- _WHAT THE TASK REQUIRES_: In the listing below, pick out lines with "month".
### SUPPLIED RECORDS ###
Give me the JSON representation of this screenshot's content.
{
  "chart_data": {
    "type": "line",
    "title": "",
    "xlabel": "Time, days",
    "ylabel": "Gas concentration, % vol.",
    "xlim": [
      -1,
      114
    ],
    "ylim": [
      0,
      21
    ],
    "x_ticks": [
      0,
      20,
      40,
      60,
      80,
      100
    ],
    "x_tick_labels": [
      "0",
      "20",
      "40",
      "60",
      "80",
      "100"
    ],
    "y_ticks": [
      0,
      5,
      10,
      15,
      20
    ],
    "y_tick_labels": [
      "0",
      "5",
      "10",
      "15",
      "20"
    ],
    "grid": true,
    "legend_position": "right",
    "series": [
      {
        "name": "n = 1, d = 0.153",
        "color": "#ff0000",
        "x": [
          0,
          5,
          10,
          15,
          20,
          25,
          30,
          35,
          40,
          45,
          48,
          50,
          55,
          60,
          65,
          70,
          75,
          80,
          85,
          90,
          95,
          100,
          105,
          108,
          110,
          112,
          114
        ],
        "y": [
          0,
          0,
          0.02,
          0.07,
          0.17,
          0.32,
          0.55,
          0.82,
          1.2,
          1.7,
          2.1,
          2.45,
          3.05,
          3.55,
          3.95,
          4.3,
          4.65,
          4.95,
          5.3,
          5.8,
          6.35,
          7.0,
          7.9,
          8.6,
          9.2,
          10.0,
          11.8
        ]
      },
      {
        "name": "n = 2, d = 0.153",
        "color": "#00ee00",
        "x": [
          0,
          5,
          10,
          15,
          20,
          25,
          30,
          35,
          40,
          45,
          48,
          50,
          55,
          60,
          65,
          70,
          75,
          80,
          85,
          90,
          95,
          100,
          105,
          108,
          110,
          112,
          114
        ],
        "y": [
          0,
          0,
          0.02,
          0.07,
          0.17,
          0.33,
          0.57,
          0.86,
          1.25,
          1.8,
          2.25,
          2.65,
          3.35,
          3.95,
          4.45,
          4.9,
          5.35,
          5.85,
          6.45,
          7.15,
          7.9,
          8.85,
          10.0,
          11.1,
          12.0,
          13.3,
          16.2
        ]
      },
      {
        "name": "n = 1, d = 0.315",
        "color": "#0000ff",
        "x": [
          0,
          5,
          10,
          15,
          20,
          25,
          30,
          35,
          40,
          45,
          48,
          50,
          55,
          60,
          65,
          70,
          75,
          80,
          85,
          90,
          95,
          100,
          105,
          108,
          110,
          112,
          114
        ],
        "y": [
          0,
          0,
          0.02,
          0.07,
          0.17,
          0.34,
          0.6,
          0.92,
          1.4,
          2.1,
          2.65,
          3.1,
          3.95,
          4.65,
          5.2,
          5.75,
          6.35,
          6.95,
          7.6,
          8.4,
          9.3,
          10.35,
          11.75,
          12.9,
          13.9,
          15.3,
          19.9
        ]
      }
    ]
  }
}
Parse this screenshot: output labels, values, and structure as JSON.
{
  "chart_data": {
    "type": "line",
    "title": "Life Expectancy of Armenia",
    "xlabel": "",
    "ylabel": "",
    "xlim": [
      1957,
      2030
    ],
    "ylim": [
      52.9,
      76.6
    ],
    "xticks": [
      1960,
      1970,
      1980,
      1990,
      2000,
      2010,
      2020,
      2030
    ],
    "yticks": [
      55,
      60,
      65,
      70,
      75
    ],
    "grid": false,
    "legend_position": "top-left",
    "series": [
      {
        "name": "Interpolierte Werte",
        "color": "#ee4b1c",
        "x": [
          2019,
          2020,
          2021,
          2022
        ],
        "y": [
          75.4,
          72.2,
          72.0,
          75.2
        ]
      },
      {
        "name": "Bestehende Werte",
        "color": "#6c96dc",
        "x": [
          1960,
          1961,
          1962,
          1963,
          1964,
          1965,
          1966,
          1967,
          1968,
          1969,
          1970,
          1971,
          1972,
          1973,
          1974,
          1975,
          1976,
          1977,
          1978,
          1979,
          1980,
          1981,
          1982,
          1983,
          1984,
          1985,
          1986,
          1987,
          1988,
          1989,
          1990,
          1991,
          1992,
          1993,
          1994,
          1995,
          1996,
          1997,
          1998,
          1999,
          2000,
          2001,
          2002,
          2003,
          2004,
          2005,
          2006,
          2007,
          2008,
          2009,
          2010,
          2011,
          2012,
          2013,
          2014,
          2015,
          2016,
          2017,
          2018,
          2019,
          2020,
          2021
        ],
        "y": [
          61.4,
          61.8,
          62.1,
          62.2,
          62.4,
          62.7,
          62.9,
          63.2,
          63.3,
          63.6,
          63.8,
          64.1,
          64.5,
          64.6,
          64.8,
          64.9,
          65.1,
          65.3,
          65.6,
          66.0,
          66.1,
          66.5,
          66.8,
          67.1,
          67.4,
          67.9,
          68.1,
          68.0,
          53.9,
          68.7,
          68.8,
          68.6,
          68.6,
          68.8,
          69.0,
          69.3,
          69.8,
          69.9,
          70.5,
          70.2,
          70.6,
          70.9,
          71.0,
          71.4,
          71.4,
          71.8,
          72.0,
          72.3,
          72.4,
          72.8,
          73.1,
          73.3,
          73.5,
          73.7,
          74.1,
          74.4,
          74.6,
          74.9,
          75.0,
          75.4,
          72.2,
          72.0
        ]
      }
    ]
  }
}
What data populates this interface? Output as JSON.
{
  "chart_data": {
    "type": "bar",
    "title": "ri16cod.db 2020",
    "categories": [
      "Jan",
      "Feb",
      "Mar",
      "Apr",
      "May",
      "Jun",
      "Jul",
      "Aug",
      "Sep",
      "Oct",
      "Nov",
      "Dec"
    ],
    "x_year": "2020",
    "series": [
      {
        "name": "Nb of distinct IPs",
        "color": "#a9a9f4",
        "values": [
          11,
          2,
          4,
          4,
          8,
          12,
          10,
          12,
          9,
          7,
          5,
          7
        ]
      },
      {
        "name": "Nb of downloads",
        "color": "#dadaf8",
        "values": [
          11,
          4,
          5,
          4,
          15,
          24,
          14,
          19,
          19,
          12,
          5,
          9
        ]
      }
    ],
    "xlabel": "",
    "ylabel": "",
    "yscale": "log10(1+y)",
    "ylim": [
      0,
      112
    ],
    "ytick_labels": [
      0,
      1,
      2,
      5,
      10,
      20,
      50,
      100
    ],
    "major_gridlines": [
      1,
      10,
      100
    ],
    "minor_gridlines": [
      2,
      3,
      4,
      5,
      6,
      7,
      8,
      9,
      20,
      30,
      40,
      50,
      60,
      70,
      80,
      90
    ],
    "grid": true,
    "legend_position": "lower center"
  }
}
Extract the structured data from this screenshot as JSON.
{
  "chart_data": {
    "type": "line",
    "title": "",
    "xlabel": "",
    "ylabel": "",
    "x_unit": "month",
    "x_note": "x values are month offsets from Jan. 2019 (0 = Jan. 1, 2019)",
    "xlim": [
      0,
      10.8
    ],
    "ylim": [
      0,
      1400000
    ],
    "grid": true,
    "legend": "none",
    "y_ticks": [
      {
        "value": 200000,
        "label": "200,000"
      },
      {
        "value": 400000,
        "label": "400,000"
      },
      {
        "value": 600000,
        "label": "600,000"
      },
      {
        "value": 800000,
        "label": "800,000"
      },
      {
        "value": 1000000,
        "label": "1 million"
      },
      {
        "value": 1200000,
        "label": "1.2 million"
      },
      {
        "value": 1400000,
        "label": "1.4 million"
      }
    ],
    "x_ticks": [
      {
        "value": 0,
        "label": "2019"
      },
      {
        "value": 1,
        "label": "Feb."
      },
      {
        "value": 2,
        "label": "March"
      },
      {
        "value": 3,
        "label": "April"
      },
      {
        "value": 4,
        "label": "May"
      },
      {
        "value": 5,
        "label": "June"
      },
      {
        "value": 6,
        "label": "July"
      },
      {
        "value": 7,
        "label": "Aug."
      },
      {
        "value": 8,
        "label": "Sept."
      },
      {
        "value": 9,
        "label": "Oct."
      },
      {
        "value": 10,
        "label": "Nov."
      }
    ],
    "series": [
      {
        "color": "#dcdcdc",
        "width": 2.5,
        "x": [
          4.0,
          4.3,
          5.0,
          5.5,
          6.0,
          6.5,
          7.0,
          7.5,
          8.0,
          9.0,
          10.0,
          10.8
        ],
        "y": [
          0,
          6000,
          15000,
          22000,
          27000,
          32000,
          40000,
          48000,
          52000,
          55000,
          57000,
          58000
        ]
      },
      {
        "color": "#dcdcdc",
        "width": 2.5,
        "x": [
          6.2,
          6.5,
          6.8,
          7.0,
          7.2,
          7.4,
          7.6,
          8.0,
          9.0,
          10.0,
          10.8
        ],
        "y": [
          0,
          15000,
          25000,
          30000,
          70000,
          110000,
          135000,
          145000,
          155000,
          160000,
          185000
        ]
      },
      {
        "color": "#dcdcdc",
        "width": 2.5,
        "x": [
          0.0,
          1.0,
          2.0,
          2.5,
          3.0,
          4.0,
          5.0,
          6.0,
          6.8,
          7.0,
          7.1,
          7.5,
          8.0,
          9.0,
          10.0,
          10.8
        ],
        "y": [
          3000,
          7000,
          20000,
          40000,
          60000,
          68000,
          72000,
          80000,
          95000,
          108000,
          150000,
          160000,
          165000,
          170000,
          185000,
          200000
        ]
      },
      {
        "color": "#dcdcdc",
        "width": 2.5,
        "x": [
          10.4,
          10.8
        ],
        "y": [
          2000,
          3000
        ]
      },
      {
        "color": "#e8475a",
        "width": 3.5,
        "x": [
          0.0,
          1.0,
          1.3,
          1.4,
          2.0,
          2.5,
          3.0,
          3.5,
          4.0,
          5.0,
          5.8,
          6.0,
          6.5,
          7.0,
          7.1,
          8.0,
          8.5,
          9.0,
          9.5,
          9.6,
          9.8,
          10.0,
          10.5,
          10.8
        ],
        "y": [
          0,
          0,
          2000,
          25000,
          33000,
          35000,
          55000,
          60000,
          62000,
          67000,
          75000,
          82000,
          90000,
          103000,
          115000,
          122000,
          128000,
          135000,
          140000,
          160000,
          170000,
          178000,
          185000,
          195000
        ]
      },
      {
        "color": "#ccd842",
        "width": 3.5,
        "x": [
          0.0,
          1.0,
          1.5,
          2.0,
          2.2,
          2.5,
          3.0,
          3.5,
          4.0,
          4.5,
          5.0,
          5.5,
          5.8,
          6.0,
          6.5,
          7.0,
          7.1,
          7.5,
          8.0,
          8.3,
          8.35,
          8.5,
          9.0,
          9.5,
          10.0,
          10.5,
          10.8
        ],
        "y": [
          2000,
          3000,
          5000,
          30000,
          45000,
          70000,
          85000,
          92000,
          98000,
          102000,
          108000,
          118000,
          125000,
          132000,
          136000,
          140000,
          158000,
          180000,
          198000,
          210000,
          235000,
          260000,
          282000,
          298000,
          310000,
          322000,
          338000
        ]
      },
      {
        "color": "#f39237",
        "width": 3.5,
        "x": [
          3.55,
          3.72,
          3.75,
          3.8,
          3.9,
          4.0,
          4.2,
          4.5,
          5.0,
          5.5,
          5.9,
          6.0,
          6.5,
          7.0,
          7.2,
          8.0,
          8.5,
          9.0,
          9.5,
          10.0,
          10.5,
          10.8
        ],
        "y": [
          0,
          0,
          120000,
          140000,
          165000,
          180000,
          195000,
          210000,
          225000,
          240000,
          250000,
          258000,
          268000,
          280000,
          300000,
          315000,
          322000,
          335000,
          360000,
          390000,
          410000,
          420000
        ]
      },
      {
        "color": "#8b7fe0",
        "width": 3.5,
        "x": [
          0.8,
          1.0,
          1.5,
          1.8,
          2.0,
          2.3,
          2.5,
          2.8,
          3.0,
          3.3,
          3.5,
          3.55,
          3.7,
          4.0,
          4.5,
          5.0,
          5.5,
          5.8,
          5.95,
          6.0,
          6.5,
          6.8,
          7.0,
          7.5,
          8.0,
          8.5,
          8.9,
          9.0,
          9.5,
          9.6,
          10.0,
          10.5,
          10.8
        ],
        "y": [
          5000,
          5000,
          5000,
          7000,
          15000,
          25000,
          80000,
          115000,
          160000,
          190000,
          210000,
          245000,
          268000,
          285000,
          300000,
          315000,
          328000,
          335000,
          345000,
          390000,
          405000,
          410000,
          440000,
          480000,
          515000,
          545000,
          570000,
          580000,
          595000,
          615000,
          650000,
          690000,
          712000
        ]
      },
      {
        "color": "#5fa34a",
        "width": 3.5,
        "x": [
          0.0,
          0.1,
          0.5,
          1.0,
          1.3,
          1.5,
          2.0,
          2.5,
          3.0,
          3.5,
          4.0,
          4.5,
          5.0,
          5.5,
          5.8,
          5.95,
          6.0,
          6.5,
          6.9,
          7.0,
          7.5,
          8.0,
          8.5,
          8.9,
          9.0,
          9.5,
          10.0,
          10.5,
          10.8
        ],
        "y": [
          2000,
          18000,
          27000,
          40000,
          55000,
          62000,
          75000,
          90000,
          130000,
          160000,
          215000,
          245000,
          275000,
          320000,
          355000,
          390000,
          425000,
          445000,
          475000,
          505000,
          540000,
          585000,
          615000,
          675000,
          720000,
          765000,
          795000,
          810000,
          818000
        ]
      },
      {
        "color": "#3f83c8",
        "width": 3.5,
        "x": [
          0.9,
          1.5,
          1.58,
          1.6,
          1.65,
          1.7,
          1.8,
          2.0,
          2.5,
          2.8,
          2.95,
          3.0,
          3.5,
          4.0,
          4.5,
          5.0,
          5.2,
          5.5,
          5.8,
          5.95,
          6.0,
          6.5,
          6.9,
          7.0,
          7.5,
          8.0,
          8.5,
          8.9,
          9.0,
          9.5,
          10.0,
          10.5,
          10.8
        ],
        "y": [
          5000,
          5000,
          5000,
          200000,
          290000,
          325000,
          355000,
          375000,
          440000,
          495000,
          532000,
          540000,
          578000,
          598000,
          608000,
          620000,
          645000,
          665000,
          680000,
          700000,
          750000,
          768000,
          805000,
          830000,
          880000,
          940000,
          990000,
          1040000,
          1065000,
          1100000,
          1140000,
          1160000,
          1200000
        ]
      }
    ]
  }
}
###
- _RESULT BELOW_:
    "x_unit": "month",
    "x_note": "x values are month offsets from Jan. 2019 (0 = Jan. 1, 2019)",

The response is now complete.